Dataset items

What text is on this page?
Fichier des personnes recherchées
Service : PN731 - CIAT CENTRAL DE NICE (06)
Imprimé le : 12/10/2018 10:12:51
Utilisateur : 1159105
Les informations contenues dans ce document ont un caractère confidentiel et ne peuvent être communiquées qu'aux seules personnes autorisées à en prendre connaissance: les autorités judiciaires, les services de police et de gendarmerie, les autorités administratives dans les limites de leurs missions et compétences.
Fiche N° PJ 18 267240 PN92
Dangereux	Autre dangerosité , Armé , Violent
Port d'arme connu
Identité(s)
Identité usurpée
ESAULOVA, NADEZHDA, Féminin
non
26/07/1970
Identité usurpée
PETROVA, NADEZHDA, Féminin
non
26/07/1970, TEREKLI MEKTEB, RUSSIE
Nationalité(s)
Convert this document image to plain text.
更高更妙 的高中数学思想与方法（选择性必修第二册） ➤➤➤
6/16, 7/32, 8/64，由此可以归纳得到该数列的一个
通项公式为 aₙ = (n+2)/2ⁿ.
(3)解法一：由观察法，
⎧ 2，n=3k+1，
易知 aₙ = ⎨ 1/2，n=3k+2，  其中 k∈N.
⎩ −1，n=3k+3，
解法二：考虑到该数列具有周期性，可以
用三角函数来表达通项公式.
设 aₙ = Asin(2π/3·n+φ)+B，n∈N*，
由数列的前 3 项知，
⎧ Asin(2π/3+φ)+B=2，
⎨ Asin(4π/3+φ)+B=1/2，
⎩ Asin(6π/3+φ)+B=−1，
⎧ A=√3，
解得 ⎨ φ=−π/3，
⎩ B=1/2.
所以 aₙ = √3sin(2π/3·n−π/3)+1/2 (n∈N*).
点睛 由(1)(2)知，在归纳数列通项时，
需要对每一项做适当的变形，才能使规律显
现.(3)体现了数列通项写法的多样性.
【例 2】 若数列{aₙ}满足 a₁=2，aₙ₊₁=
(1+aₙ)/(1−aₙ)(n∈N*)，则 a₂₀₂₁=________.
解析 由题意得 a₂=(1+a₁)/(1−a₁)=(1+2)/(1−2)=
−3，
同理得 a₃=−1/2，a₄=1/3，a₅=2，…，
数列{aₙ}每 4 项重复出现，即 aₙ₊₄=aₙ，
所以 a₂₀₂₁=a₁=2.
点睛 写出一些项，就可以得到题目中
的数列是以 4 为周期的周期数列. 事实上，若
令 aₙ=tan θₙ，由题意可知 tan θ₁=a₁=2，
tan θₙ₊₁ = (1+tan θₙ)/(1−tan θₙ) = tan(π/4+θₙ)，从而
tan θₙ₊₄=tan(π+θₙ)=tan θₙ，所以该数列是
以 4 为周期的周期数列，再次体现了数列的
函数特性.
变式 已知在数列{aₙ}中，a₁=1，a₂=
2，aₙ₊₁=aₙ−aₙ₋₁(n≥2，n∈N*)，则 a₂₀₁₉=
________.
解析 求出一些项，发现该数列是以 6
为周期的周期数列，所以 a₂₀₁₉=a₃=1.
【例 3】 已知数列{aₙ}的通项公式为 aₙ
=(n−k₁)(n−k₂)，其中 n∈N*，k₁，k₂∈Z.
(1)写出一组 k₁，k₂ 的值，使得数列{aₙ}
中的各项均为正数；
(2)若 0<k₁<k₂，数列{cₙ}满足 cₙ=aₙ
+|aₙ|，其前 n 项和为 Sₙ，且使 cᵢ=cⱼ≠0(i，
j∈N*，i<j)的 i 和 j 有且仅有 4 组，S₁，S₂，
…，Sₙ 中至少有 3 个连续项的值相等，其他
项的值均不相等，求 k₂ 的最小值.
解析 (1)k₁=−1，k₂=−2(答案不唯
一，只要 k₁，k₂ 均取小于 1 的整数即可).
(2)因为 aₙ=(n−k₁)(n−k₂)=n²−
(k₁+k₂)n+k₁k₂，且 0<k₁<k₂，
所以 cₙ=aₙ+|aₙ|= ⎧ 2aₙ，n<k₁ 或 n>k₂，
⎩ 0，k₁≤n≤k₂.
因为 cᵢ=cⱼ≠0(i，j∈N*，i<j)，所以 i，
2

◆ EXERCISE DETAILS ◆
Identify each line in the entries with the word "NADEZHDA" and copy it.

◆ FINISHED ANSWER ◆
ESAULOVA, NADEZHDA, Féminin
PETROVA, NADEZHDA, Féminin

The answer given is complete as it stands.